Only the lines holding the string "douleurs" are needed. Copy each one.
## Begin GIVEN INFORMATION
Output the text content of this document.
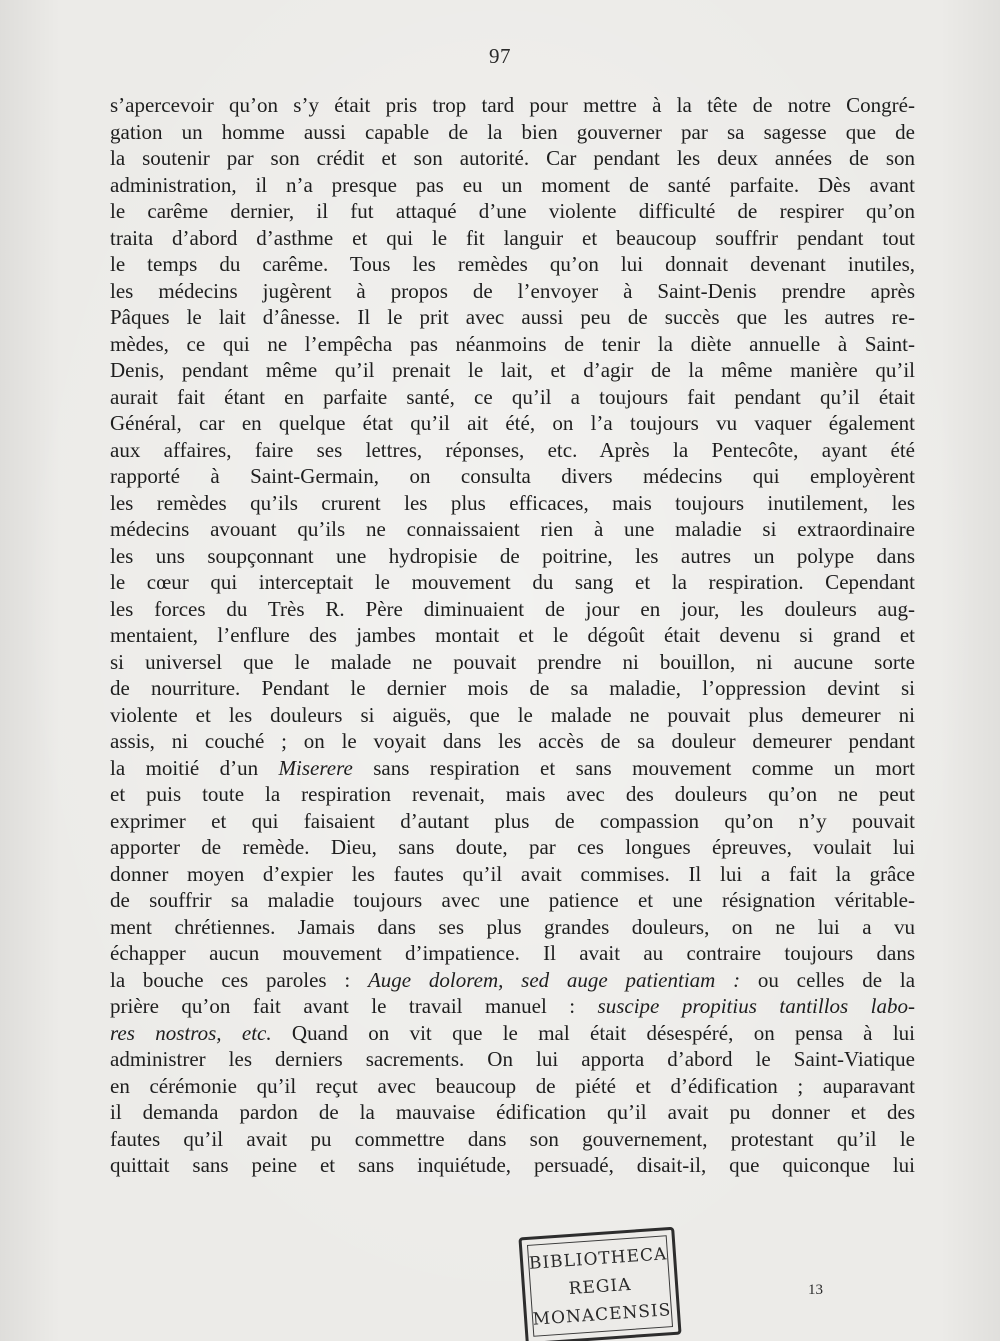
97
s’apercevoir qu’on s’y était pris trop tard pour mettre à la tête de notre Congré-
gation un homme aussi capable de la bien gouverner par sa sagesse que de
la soutenir par son crédit et son autorité. Car pendant les deux années de son
administration, il n’a presque pas eu un moment de santé parfaite. Dès avant
le carême dernier, il fut attaqué d’une violente difficulté de respirer qu’on
traita d’abord d’asthme et qui le fit languir et beaucoup souffrir pendant tout
le temps du carême. Tous les remèdes qu’on lui donnait devenant inutiles,
les médecins jugèrent à propos de l’envoyer à Saint-Denis prendre après
Pâques le lait d’ânesse. Il le prit avec aussi peu de succès que les autres re-
mèdes, ce qui ne l’empêcha pas néanmoins de tenir la diète annuelle à Saint-
Denis, pendant même qu’il prenait le lait, et d’agir de la même manière qu’il
aurait fait étant en parfaite santé, ce qu’il a toujours fait pendant qu’il était
Général, car en quelque état qu’il ait été, on l’a toujours vu vaquer également
aux affaires, faire ses lettres, réponses, etc. Après la Pentecôte, ayant été
rapporté à Saint-Germain, on consulta divers médecins qui employèrent
les remèdes qu’ils crurent les plus efficaces, mais toujours inutilement, les
médecins avouant qu’ils ne connaissaient rien à une maladie si extraordinaire
les uns soupçonnant une hydropisie de poitrine, les autres un polype dans
le cœur qui interceptait le mouvement du sang et la respiration. Cependant
les forces du Très R. Père diminuaient de jour en jour, les douleurs aug-
mentaient, l’enflure des jambes montait et le dégoût était devenu si grand et
si universel que le malade ne pouvait prendre ni bouillon, ni aucune sorte
de nourriture. Pendant le dernier mois de sa maladie, l’oppression devint si
violente et les douleurs si aiguës, que le malade ne pouvait plus demeurer ni
assis, ni couché ; on le voyait dans les accès de sa douleur demeurer pendant
la moitié d’un Miserere sans respiration et sans mouvement comme un mort
et puis toute la respiration revenait, mais avec des douleurs qu’on ne peut
exprimer et qui faisaient d’autant plus de compassion qu’on n’y pouvait
apporter de remède. Dieu, sans doute, par ces longues épreuves, voulait lui
donner moyen d’expier les fautes qu’il avait commises. Il lui a fait la grâce
de souffrir sa maladie toujours avec une patience et une résignation véritable-
ment chrétiennes. Jamais dans ses plus grandes douleurs, on ne lui a vu
échapper aucun mouvement d’impatience. Il avait au contraire toujours dans
la bouche ces paroles : Auge dolorem, sed auge patientiam : ou celles de la
prière qu’on fait avant le travail manuel : suscipe propitius tantillos labo-
res nostros, etc. Quand on vit que le mal était désespéré, on pensa à lui
administrer les derniers sacrements. On lui apporta d’abord le Saint-Viatique
en cérémonie qu’il reçut avec beaucoup de piété et d’édification ; auparavant
il demanda pardon de la mauvaise édification qu’il avait pu donner et des
fautes qu’il avait pu commettre dans son gouvernement, protestant qu’il le
quittait sans peine et sans inquiétude, persuadé, disait-il, que quiconque lui
13
BIBLIOTHECA
REGIA
MONACENSIS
## End GIVEN INFORMATION
■ CORRECT OUTPUT:
les forces du Très R. Père diminuaient de jour en jour, les douleurs aug-
violente et les douleurs si aiguës, que le malade ne pouvait plus demeurer ni
et puis toute la respiration revenait, mais avec des douleurs qu’on ne peut
ment chrétiennes. Jamais dans ses plus grandes douleurs, on ne lui a vu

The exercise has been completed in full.